[Collected data entries]

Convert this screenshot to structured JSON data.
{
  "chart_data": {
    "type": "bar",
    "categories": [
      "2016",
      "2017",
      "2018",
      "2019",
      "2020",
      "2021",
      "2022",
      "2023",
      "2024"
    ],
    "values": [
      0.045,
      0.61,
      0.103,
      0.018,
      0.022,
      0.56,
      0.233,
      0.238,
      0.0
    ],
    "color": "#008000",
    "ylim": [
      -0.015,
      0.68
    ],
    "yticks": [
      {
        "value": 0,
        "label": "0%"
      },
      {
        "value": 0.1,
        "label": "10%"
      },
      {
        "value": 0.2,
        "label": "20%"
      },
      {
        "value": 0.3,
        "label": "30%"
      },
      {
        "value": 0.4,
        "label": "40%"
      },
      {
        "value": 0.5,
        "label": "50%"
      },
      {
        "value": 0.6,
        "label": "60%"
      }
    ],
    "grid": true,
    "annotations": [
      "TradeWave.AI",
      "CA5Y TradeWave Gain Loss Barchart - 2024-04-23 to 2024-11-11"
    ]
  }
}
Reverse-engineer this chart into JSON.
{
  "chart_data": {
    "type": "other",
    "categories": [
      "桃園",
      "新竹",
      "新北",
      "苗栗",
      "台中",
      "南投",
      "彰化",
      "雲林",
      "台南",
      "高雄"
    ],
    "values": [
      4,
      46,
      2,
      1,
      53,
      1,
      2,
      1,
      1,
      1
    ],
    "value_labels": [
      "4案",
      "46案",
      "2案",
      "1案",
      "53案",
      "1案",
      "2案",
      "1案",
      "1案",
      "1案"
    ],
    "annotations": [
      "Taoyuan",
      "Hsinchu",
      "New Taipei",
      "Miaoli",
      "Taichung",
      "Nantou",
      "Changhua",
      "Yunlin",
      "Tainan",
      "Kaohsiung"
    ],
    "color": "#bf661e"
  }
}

Problem to work on »
Determine how many lines of the listing above include the word "this", and report that number only.

Output below »
2